* Begin ITEMS *
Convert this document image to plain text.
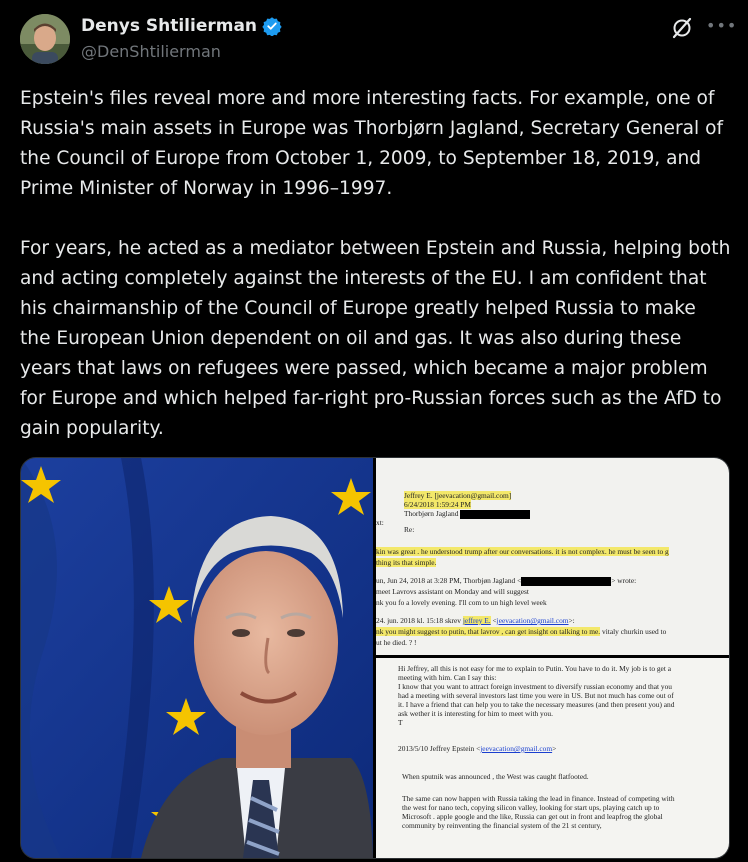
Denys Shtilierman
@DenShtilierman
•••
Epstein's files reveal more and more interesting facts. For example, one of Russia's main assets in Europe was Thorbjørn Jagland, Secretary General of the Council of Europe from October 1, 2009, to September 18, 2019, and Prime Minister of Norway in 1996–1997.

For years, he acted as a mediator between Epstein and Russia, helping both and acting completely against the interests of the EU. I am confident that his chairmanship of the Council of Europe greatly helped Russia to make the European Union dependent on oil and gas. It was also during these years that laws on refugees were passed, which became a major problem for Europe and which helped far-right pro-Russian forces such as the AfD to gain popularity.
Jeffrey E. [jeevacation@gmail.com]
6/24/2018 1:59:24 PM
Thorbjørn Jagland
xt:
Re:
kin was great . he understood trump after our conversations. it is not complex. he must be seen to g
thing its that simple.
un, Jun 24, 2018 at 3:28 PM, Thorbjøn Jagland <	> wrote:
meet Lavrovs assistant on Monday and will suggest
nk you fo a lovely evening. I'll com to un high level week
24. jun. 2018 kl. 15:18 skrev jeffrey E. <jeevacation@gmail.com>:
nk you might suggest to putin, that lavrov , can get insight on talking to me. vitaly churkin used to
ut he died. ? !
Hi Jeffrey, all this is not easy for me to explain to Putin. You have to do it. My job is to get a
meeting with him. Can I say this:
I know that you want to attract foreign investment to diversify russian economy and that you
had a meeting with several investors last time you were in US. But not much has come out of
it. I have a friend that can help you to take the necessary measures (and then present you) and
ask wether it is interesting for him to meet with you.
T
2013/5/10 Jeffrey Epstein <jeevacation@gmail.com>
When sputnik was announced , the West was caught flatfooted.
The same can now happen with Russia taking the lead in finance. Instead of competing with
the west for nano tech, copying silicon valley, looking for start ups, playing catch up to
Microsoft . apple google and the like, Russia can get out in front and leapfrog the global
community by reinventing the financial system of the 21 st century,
* End ITEMS *
## STATED EXERCISE
Report only how many lines of the listing hold the word "with".

## RESPONSE TO THIS TASK
4